# EXERCISE INSTRUCTIONS
Convert the lines, starting at the first one and ending at the one that contains "chart-subtitle: （億円、1872～2021年度末） —" (both included), into a Markdown table with two columns: Row, holding a running number, and Text, holding the line itself. Leave out any blank lines.

# GIVEN ENTRIES

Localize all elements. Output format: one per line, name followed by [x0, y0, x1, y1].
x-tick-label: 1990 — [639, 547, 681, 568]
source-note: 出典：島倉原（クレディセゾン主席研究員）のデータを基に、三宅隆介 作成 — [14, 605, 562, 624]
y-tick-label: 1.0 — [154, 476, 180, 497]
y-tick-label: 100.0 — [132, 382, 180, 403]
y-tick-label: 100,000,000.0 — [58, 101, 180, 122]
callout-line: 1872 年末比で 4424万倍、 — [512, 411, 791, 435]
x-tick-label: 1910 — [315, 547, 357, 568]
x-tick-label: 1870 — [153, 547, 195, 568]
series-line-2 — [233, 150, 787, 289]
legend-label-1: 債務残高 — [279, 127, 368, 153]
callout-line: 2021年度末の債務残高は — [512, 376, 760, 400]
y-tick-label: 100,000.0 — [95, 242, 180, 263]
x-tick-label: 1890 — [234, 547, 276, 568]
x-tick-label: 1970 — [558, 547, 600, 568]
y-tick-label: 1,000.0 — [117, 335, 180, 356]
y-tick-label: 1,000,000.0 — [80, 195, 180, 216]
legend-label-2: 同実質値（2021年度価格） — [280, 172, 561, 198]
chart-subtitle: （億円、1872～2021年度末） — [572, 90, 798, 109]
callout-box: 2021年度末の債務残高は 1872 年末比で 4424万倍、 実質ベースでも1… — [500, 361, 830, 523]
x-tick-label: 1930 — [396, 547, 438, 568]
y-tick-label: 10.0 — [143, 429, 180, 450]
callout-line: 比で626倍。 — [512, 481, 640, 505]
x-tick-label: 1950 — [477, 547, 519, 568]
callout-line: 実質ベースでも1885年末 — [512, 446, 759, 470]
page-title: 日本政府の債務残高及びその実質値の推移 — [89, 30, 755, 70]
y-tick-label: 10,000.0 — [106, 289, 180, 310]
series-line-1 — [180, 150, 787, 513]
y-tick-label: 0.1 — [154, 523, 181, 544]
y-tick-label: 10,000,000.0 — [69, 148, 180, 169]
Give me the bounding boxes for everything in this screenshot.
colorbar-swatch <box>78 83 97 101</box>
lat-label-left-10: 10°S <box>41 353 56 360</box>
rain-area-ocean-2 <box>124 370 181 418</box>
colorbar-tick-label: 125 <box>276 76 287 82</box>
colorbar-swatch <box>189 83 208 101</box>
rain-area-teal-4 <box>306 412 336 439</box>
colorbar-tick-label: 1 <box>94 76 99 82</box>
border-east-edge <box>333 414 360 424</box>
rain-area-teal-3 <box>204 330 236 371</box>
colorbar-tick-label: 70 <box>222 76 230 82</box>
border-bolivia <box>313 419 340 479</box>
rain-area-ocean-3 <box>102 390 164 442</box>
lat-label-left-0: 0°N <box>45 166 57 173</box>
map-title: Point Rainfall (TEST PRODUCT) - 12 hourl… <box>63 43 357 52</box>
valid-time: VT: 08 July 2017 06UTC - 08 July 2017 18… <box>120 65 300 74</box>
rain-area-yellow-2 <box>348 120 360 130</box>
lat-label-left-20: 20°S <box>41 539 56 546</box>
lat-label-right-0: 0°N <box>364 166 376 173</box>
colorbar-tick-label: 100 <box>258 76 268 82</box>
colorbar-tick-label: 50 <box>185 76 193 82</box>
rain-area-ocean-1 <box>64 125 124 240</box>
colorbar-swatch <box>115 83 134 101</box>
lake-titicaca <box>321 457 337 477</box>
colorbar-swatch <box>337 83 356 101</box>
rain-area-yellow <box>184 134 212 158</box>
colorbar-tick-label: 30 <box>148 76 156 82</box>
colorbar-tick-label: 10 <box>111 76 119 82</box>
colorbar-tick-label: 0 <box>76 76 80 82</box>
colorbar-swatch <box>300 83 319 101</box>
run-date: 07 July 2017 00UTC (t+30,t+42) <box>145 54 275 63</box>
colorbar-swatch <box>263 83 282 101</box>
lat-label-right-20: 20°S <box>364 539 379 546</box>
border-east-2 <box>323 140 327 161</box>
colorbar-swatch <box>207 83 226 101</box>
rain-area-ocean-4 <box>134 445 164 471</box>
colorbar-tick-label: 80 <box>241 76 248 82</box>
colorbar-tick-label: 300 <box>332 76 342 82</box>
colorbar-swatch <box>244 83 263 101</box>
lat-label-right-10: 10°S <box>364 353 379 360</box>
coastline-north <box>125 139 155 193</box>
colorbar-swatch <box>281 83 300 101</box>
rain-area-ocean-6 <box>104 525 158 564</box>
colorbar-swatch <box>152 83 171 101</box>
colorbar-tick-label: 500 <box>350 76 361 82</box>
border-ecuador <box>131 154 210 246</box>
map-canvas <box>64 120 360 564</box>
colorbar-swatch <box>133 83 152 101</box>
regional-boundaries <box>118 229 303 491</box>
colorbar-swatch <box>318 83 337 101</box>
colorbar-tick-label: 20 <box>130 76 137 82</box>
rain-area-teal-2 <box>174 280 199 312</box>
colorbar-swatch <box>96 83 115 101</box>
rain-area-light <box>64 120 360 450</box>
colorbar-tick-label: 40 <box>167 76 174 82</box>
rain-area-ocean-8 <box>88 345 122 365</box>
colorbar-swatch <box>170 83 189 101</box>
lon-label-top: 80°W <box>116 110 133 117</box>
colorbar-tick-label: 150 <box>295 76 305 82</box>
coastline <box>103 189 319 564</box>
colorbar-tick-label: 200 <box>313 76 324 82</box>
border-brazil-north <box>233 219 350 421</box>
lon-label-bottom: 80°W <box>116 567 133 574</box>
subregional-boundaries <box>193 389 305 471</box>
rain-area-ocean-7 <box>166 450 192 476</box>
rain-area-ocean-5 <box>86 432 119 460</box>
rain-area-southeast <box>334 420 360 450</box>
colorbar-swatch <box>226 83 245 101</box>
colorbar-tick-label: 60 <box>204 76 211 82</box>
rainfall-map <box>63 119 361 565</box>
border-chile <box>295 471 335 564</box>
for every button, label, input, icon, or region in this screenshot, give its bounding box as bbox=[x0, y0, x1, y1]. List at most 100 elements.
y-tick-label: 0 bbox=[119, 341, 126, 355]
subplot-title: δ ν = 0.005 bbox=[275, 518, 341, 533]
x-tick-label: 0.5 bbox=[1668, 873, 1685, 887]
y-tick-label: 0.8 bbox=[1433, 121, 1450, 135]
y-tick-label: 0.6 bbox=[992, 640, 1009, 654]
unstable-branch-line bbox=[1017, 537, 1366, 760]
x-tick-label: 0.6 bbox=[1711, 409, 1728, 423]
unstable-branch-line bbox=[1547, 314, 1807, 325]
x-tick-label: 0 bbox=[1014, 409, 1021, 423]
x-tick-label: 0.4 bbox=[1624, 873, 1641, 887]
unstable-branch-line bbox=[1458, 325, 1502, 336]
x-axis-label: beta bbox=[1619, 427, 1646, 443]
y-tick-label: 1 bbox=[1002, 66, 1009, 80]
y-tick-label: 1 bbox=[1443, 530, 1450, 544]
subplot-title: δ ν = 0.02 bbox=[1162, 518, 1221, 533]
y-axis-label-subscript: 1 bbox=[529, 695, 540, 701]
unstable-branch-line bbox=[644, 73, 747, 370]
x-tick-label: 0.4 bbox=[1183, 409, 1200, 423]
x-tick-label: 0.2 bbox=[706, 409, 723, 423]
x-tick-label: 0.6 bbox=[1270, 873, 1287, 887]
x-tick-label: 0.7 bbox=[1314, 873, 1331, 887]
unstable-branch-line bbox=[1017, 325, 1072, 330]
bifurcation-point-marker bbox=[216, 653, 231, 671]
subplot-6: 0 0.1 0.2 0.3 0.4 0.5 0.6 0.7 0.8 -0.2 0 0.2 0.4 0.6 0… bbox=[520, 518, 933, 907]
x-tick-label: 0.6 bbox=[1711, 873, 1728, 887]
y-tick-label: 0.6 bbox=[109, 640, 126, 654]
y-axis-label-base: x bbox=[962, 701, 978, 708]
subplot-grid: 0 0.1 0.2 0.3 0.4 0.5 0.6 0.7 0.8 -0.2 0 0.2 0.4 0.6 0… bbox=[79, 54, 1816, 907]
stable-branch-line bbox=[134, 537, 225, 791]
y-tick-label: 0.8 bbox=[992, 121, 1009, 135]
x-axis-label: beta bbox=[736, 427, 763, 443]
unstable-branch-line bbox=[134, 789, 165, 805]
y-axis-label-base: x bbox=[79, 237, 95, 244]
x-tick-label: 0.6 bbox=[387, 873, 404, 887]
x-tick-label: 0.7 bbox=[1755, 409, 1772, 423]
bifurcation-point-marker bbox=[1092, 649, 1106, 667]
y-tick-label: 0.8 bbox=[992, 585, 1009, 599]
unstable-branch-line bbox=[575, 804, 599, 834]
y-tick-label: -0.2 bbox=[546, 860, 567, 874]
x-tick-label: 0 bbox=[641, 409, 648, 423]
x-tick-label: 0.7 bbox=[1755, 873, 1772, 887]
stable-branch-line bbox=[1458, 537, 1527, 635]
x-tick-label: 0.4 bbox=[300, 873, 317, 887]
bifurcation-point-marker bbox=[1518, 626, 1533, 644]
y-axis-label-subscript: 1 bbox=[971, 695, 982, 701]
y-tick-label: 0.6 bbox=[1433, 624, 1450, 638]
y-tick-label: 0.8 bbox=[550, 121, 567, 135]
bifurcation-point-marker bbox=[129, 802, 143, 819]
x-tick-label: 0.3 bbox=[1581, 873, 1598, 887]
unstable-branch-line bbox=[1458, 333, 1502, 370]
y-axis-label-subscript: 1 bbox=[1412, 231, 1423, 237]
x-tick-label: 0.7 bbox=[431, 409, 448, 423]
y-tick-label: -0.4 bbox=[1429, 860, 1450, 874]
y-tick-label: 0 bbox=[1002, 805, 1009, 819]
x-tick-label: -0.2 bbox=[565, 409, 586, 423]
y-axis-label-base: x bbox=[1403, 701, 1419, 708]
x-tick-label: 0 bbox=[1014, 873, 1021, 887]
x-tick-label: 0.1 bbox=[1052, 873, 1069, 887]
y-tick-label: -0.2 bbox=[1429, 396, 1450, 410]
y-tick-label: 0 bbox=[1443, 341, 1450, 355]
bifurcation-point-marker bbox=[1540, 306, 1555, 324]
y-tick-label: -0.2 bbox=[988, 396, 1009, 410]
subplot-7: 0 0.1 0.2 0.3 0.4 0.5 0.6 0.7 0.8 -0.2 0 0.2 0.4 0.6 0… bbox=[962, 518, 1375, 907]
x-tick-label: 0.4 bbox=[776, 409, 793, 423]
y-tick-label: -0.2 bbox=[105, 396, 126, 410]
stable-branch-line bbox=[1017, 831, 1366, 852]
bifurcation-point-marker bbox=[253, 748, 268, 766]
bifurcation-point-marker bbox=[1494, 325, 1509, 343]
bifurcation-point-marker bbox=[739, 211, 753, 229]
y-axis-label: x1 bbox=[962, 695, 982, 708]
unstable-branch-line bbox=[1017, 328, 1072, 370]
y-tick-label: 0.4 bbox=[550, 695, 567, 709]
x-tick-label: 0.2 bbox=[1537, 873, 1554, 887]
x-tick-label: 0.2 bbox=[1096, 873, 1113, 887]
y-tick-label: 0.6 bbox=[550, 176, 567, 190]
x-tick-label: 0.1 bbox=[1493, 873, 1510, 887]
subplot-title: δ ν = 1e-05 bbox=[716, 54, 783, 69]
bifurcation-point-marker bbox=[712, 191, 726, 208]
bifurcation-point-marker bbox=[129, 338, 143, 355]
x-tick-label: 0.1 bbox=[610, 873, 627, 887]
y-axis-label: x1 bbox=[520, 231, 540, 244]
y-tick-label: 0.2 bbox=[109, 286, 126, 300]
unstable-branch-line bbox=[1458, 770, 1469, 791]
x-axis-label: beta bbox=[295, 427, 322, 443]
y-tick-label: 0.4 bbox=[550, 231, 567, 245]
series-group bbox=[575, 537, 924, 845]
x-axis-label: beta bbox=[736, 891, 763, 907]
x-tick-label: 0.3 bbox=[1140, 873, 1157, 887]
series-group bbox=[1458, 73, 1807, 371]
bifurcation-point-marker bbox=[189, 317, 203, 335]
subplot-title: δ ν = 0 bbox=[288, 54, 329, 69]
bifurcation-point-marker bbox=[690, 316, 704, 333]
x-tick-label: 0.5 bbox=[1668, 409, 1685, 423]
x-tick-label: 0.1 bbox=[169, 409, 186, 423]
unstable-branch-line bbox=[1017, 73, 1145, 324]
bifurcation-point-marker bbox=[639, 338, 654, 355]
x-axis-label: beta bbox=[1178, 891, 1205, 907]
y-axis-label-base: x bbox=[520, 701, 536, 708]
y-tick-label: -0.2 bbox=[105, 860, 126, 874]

# FULL ANSWER
| Row | Text |
|---|---|
| 1 | Localize all elements. Output format: one per line, name followed by [x0, y0, x1, y1]. |
| 2 | x-tick-label: 1990 — [639, 547, 681, 568] |
| 3 | source-note: 出典：島倉原（クレディセゾン主席研究員）のデータを基に、三宅隆介 作成 — [14, 605, 562, 624] |
| 4 | y-tick-label: 1.0 — [154, 476, 180, 497] |
| 5 | y-tick-label: 100.0 — [132, 382, 180, 403] |
| 6 | y-tick-label: 100,000,000.0 — [58, 101, 180, 122] |
| 7 | callout-line: 1872 年末比で 4424万倍、 — [512, 411, 791, 435] |
| 8 | x-tick-label: 1910 — [315, 547, 357, 568] |
| 9 | x-tick-label: 1870 — [153, 547, 195, 568] |
| 10 | series-line-2 — [233, 150, 787, 289] |
| 11 | legend-label-1: 債務残高 — [279, 127, 368, 153] |
| 12 | callout-line: 2021年度末の債務残高は — [512, 376, 760, 400] |
| 13 | y-tick-label: 100,000.0 — [95, 242, 180, 263] |
| 14 | x-tick-label: 1890 — [234, 547, 276, 568] |
| 15 | x-tick-label: 1970 — [558, 547, 600, 568] |
| 16 | y-tick-label: 1,000.0 — [117, 335, 180, 356] |
| 17 | y-tick-label: 1,000,000.0 — [80, 195, 180, 216] |
| 18 | legend-label-2: 同実質値（2021年度価格） — [280, 172, 561, 198] |
| 19 | chart-subtitle: （億円、1872～2021年度末） — [572, 90, 798, 109] |